— START OF MATERIAL FOR THIS EXERCISE —

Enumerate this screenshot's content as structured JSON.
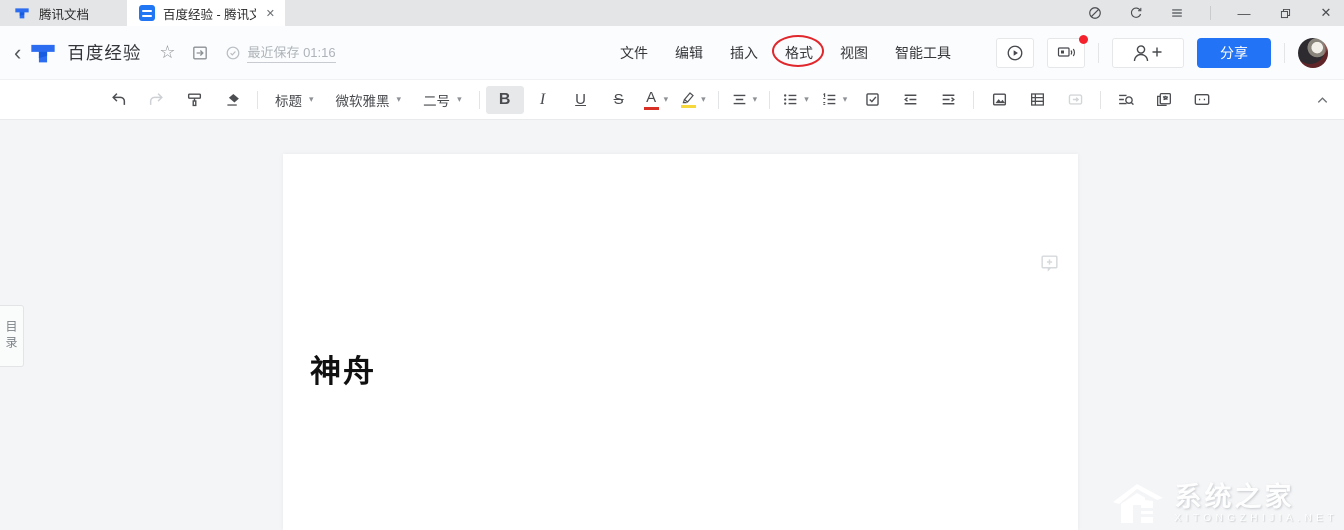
{
  "icons": {
    "close_tab": "✕",
    "window_close": "✕",
    "window_minimize": "—",
    "back": "‹",
    "star": "☆",
    "caret": "▾",
    "toc_vertical": "目录"
  },
  "tabbar": {
    "home_tab_label": "腾讯文档",
    "doc_tab_label": "百度经验 - 腾讯文"
  },
  "header": {
    "title": "百度经验",
    "save_status": "最近保存 01:16",
    "menus": [
      {
        "label": "文件"
      },
      {
        "label": "编辑"
      },
      {
        "label": "插入"
      },
      {
        "label": "格式",
        "annotated": true
      },
      {
        "label": "视图"
      },
      {
        "label": "智能工具"
      }
    ],
    "share_label": "分享"
  },
  "toolbar": {
    "style_dropdown": "标题",
    "font_dropdown": "微软雅黑",
    "size_dropdown": "二号",
    "bold": "B",
    "italic": "I",
    "underline": "U",
    "strikethrough": "S",
    "font_color": "A"
  },
  "document": {
    "heading": "神舟"
  },
  "watermark": {
    "title": "系统之家",
    "subtitle": "XITONGZHIJIA.NET"
  },
  "colors": {
    "accent_blue": "#2273f5",
    "annotation_red": "#e0272c",
    "badge_red": "#f5222d"
  }
}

— END OF MATERIAL FOR THIS EXERCISE —

THE REQUEST: All of the entries above should be copied exactly, except for the pictures.

OUTPUT FOR THIS TASK:
Enumerate this screenshot's content as structured JSON.
{
  "icons": {
    "close_tab": "✕",
    "window_close": "✕",
    "window_minimize": "—",
    "back": "‹",
    "star": "☆",
    "caret": "▾",
    "toc_vertical": "目录"
  },
  "tabbar": {
    "home_tab_label": "腾讯文档",
    "doc_tab_label": "百度经验 - 腾讯文"
  },
  "header": {
    "title": "百度经验",
    "save_status": "最近保存 01:16",
    "menus": [
      {
        "label": "文件"
      },
      {
        "label": "编辑"
      },
      {
        "label": "插入"
      },
      {
        "label": "格式",
        "annotated": true
      },
      {
        "label": "视图"
      },
      {
        "label": "智能工具"
      }
    ],
    "share_label": "分享"
  },
  "toolbar": {
    "style_dropdown": "标题",
    "font_dropdown": "微软雅黑",
    "size_dropdown": "二号",
    "bold": "B",
    "italic": "I",
    "underline": "U",
    "strikethrough": "S",
    "font_color": "A"
  },
  "document": {
    "heading": "神舟"
  },
  "watermark": {
    "title": "系统之家",
    "subtitle": "XITONGZHIJIA.NET"
  },
  "colors": {
    "accent_blue": "#2273f5",
    "annotation_red": "#e0272c",
    "badge_red": "#f5222d"
  }
}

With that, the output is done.